**REQUIREMENT:**
Output the full listing below exactly as it reads, and skip anything that is a picture.

**MATERIAL FOR THIS TASK:**
[BEGIN]
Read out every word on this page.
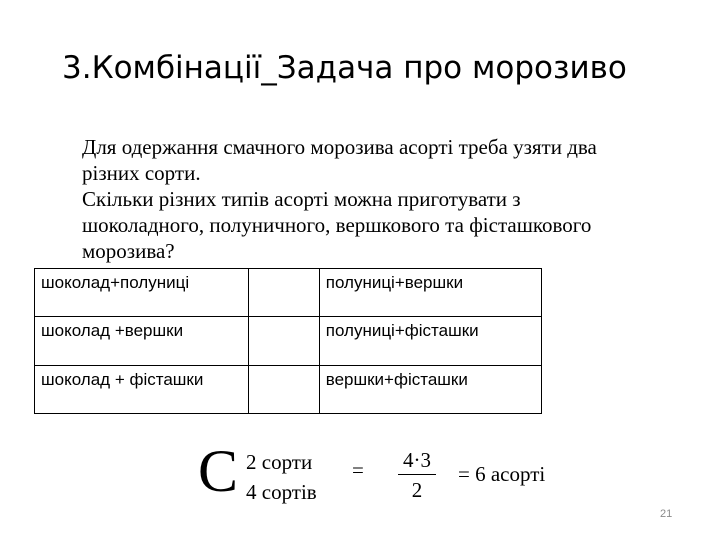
3.Комбінації_Задача про морозиво
Для одержання смачного морозива асорті треба узяти два
різних сорти.
Скільки різних типів асорті можна приготувати з
шоколадного, полуничного, вершкового та фісташкового
морозива?
шоколад+полуниці		полуниці+вершки
шоколад +вершки		полуниці+фісташки
шоколад + фісташки		вершки+фісташки
C 2 сорти
4 сортів
= 4·3
2
= 6 асорті
21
[END]
**COMPLETED TASK:**
Read out every word on this page.
3.Комбінації_Задача про морозиво
Для одержання смачного морозива асорті треба узяти два
різних сорти.
Скільки різних типів асорті можна приготувати з
шоколадного, полуничного, вершкового та фісташкового
морозива?
шоколад+полуниці		полуниці+вершки
шоколад +вершки		полуниці+фісташки
шоколад + фісташки		вершки+фісташки
C 2 сорти
4 сортів
= 4·3
2
= 6 асорті
21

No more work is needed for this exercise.